• EXERCISE OBJECTIVE
Extract all lines that hold the string "Here".

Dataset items
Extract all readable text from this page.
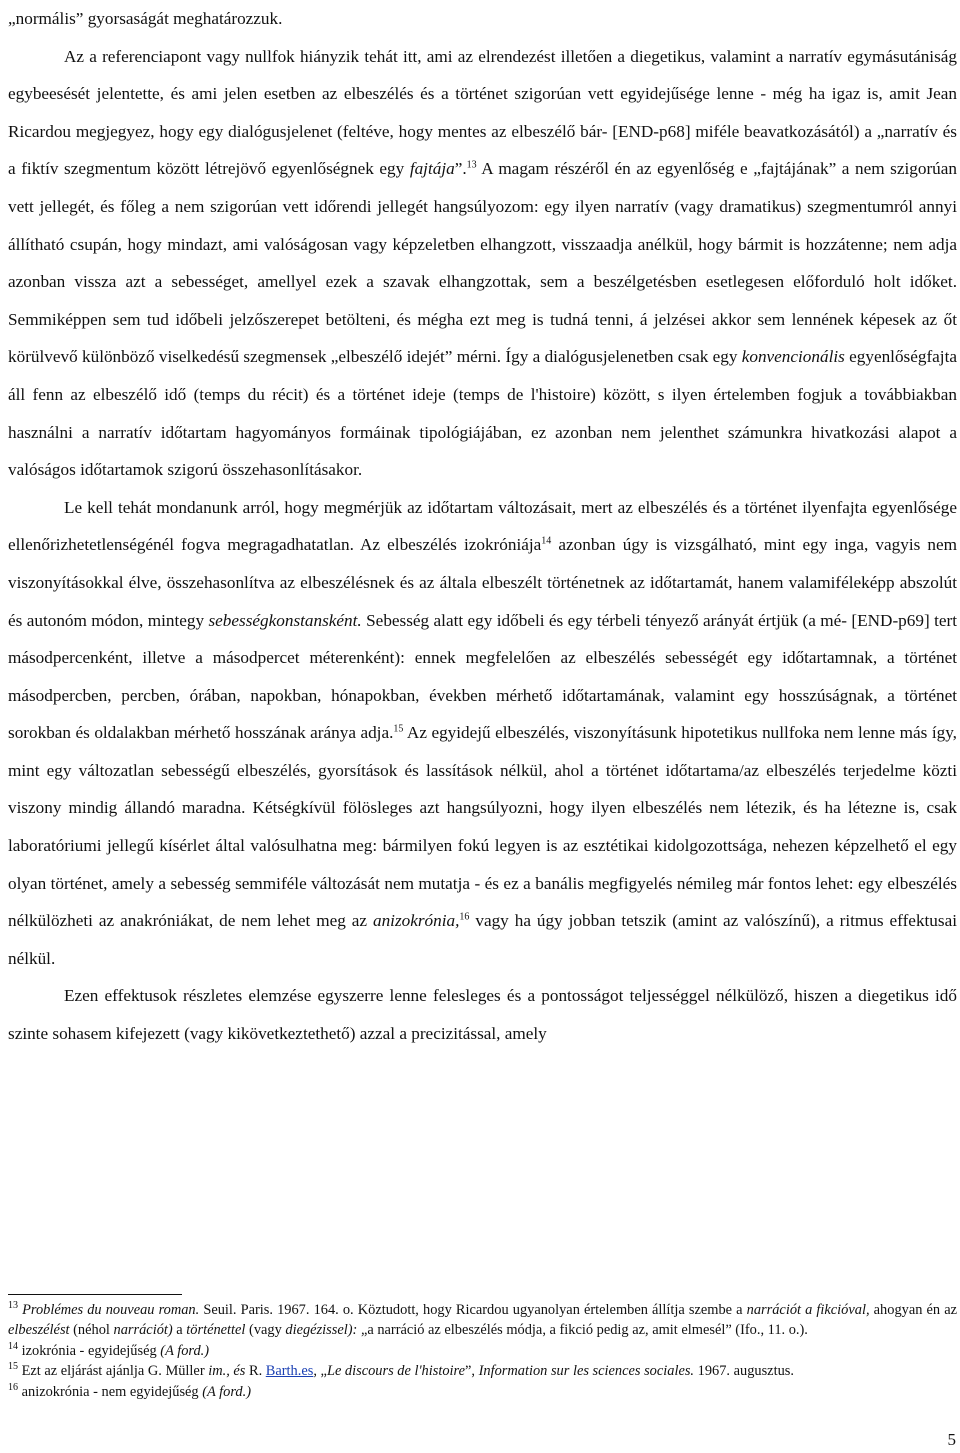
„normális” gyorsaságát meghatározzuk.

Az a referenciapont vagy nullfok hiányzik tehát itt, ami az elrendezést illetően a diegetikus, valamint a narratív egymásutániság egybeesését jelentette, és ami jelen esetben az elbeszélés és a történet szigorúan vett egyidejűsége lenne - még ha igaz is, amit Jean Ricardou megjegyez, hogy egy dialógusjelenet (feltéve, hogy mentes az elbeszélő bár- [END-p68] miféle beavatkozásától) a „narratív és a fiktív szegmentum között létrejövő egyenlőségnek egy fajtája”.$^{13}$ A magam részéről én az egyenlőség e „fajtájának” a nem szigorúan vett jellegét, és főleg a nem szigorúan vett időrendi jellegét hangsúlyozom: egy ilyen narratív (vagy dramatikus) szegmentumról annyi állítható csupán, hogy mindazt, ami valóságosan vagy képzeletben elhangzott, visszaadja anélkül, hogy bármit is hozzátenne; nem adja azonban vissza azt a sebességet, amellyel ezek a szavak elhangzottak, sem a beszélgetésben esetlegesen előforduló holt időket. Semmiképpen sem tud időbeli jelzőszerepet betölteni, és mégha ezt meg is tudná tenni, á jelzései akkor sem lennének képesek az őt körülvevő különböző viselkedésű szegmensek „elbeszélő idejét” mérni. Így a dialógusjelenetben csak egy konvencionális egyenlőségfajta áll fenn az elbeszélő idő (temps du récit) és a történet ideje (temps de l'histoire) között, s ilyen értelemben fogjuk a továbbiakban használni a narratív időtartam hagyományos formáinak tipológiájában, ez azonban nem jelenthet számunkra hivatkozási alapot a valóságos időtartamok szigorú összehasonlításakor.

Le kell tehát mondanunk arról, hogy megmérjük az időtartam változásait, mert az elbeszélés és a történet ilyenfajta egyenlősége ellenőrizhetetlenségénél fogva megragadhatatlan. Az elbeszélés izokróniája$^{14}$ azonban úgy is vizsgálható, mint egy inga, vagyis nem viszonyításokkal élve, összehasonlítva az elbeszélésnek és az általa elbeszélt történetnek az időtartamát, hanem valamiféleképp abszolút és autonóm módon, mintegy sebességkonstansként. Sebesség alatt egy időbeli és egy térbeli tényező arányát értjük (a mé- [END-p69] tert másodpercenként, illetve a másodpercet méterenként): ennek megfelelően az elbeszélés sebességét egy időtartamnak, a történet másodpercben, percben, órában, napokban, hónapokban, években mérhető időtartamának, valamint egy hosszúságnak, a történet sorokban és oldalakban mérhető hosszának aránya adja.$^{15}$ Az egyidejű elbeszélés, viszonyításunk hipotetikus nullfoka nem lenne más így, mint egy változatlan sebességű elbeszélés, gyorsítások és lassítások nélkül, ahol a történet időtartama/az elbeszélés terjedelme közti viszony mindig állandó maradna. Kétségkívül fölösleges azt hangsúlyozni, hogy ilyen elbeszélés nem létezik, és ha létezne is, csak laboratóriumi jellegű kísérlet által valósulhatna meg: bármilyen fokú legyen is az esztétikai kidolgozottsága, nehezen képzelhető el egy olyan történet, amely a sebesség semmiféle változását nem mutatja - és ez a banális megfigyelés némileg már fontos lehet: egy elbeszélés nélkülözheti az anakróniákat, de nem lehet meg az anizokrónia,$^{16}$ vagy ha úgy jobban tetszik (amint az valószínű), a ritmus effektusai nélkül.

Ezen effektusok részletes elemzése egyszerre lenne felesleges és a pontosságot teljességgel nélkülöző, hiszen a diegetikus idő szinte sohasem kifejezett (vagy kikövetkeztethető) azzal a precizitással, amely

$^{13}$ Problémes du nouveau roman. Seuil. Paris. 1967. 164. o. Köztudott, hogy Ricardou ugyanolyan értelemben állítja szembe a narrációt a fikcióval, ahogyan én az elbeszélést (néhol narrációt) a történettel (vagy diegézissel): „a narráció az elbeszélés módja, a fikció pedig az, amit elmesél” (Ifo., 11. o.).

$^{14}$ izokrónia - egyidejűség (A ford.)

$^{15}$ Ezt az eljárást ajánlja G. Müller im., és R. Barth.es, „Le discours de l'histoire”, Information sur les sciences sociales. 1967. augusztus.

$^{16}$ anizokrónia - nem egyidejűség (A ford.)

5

* * *

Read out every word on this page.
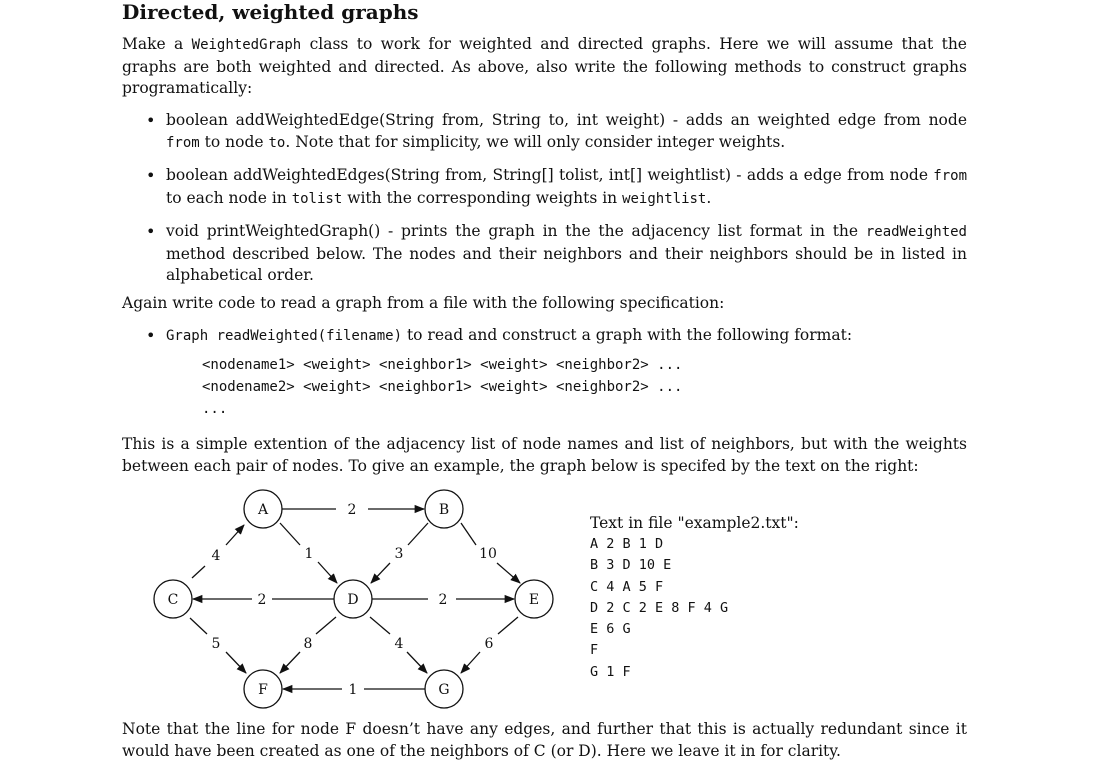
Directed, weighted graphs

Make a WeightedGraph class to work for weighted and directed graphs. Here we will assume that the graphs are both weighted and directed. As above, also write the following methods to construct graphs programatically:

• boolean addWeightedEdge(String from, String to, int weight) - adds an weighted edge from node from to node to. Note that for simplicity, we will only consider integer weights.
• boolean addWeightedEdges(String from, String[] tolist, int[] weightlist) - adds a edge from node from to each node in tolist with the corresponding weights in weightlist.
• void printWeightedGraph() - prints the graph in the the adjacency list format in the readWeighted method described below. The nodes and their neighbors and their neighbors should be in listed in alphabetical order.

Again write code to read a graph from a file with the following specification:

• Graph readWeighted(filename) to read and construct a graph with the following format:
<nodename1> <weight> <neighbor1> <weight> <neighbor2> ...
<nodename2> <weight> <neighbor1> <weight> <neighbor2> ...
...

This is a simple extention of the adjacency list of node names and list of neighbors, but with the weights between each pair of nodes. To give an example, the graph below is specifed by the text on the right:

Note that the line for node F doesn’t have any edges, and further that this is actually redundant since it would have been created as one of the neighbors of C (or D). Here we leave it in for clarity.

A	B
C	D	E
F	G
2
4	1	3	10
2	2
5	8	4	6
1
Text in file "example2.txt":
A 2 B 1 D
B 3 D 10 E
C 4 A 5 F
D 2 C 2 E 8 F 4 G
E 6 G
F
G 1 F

==

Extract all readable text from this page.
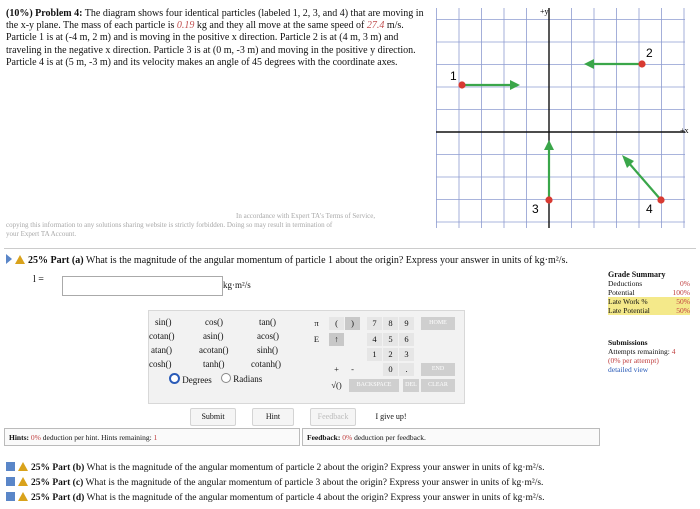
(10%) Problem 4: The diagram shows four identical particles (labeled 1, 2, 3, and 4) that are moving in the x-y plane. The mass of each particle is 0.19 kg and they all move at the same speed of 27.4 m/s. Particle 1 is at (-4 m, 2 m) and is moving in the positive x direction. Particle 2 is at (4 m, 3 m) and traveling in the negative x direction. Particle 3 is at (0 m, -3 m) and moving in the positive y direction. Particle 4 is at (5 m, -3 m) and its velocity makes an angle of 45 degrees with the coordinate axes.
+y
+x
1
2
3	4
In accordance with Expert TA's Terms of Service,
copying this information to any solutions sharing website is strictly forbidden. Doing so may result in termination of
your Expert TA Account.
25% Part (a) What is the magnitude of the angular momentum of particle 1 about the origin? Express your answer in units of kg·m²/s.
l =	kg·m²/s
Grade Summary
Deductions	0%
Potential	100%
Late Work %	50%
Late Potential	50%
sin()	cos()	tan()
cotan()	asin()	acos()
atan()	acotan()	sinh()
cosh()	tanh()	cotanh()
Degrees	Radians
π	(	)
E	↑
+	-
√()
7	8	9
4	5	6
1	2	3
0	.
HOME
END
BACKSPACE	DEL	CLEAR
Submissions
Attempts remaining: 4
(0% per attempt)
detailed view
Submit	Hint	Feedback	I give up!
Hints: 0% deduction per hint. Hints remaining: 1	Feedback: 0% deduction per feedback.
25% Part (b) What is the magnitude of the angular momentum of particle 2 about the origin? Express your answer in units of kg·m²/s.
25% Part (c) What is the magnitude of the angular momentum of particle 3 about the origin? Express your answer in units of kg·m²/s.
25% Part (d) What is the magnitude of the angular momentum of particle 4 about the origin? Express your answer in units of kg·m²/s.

• REPLY
Make a WeightedGraph class to work for weighted and directed graphs. Here we will assume that the graphs are both weighted and directed. As above, also write the following methods to construct graphs programatically:
Note that the line for node F doesn’t have any edges, and further that this is actually redundant since it would have been created as one of the neighbors of C (or D). Here we leave it in for clarity.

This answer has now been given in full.